* start Record set *

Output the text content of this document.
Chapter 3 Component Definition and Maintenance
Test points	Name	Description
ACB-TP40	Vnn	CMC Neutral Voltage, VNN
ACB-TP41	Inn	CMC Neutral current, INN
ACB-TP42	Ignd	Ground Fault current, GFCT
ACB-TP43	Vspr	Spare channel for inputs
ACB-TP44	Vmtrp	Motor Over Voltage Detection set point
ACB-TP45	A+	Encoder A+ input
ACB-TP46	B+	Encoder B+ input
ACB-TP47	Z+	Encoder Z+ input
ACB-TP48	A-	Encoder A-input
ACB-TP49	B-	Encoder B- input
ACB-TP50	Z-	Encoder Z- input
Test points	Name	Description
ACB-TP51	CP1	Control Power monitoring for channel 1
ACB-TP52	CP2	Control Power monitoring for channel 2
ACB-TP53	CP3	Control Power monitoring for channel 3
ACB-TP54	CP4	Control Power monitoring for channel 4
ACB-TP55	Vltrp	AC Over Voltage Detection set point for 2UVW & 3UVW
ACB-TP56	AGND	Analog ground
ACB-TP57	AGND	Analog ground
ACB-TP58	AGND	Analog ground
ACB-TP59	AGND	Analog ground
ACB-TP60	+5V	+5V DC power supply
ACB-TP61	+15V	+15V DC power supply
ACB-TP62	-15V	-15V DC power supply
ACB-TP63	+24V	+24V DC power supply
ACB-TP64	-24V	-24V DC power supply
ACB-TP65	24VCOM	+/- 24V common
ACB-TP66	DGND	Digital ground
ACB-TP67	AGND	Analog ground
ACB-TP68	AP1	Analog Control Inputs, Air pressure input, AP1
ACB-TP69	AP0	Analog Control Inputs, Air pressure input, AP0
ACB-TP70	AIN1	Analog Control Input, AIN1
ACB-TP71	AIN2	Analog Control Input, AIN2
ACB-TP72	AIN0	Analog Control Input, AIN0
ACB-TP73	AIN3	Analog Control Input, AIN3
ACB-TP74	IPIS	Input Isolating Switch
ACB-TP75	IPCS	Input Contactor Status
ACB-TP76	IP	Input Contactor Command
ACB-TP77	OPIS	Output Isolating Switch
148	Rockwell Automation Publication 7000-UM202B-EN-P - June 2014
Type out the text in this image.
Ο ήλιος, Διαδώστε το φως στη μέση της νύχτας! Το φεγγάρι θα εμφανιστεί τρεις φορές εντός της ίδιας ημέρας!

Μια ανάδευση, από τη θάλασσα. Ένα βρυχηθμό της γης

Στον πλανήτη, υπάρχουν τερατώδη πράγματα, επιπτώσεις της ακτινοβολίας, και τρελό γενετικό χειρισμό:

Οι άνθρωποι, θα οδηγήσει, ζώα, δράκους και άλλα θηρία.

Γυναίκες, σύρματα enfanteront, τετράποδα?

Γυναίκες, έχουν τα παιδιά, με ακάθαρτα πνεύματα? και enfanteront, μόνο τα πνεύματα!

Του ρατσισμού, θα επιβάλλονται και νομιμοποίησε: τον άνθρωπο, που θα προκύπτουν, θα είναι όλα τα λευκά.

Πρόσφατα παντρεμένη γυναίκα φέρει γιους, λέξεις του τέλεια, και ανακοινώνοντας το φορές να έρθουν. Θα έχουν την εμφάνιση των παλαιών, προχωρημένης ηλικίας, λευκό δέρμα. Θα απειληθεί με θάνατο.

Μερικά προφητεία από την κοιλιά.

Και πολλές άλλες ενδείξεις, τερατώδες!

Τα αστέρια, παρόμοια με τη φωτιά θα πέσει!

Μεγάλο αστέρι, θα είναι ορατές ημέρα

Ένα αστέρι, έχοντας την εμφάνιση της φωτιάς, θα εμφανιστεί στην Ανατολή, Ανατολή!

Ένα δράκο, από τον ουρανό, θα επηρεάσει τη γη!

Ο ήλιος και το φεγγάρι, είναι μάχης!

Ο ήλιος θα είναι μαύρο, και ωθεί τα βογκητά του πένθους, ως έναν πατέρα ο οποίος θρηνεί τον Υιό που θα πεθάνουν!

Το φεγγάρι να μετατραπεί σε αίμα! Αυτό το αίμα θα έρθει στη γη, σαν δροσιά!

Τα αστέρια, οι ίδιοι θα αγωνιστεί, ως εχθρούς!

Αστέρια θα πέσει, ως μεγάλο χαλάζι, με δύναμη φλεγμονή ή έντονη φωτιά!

* end Record set *

Brief: Retype every record above exactly as it appears.

Exercise output:
Output the text content of this document.
Chapter 3 Component Definition and Maintenance
Test points	Name	Description
ACB-TP40	Vnn	CMC Neutral Voltage, VNN
ACB-TP41	Inn	CMC Neutral current, INN
ACB-TP42	Ignd	Ground Fault current, GFCT
ACB-TP43	Vspr	Spare channel for inputs
ACB-TP44	Vmtrp	Motor Over Voltage Detection set point
ACB-TP45	A+	Encoder A+ input
ACB-TP46	B+	Encoder B+ input
ACB-TP47	Z+	Encoder Z+ input
ACB-TP48	A-	Encoder A-input
ACB-TP49	B-	Encoder B- input
ACB-TP50	Z-	Encoder Z- input
Test points	Name	Description
ACB-TP51	CP1	Control Power monitoring for channel 1
ACB-TP52	CP2	Control Power monitoring for channel 2
ACB-TP53	CP3	Control Power monitoring for channel 3
ACB-TP54	CP4	Control Power monitoring for channel 4
ACB-TP55	Vltrp	AC Over Voltage Detection set point for 2UVW & 3UVW
ACB-TP56	AGND	Analog ground
ACB-TP57	AGND	Analog ground
ACB-TP58	AGND	Analog ground
ACB-TP59	AGND	Analog ground
ACB-TP60	+5V	+5V DC power supply
ACB-TP61	+15V	+15V DC power supply
ACB-TP62	-15V	-15V DC power supply
ACB-TP63	+24V	+24V DC power supply
ACB-TP64	-24V	-24V DC power supply
ACB-TP65	24VCOM	+/- 24V common
ACB-TP66	DGND	Digital ground
ACB-TP67	AGND	Analog ground
ACB-TP68	AP1	Analog Control Inputs, Air pressure input, AP1
ACB-TP69	AP0	Analog Control Inputs, Air pressure input, AP0
ACB-TP70	AIN1	Analog Control Input, AIN1
ACB-TP71	AIN2	Analog Control Input, AIN2
ACB-TP72	AIN0	Analog Control Input, AIN0
ACB-TP73	AIN3	Analog Control Input, AIN3
ACB-TP74	IPIS	Input Isolating Switch
ACB-TP75	IPCS	Input Contactor Status
ACB-TP76	IP	Input Contactor Command
ACB-TP77	OPIS	Output Isolating Switch
148	Rockwell Automation Publication 7000-UM202B-EN-P - June 2014
Type out the text in this image.
Ο ήλιος, Διαδώστε το φως στη μέση της νύχτας! Το φεγγάρι θα εμφανιστεί τρεις φορές εντός της ίδιας ημέρας!

Μια ανάδευση, από τη θάλασσα. Ένα βρυχηθμό της γης

Στον πλανήτη, υπάρχουν τερατώδη πράγματα, επιπτώσεις της ακτινοβολίας, και τρελό γενετικό χειρισμό:

Οι άνθρωποι, θα οδηγήσει, ζώα, δράκους και άλλα θηρία.

Γυναίκες, σύρματα enfanteront, τετράποδα?

Γυναίκες, έχουν τα παιδιά, με ακάθαρτα πνεύματα? και enfanteront, μόνο τα πνεύματα!

Του ρατσισμού, θα επιβάλλονται και νομιμοποίησε: τον άνθρωπο, που θα προκύπτουν, θα είναι όλα τα λευκά.

Πρόσφατα παντρεμένη γυναίκα φέρει γιους, λέξεις του τέλεια, και ανακοινώνοντας το φορές να έρθουν. Θα έχουν την εμφάνιση των παλαιών, προχωρημένης ηλικίας, λευκό δέρμα. Θα απειληθεί με θάνατο.

Μερικά προφητεία από την κοιλιά.

Και πολλές άλλες ενδείξεις, τερατώδες!

Τα αστέρια, παρόμοια με τη φωτιά θα πέσει!

Μεγάλο αστέρι, θα είναι ορατές ημέρα

Ένα αστέρι, έχοντας την εμφάνιση της φωτιάς, θα εμφανιστεί στην Ανατολή, Ανατολή!

Ένα δράκο, από τον ουρανό, θα επηρεάσει τη γη!

Ο ήλιος και το φεγγάρι, είναι μάχης!

Ο ήλιος θα είναι μαύρο, και ωθεί τα βογκητά του πένθους, ως έναν πατέρα ο οποίος θρηνεί τον Υιό που θα πεθάνουν!

Το φεγγάρι να μετατραπεί σε αίμα! Αυτό το αίμα θα έρθει στη γη, σαν δροσιά!

Τα αστέρια, οι ίδιοι θα αγωνιστεί, ως εχθρούς!

Αστέρια θα πέσει, ως μεγάλο χαλάζι, με δύναμη φλεγμονή ή έντονη φωτιά!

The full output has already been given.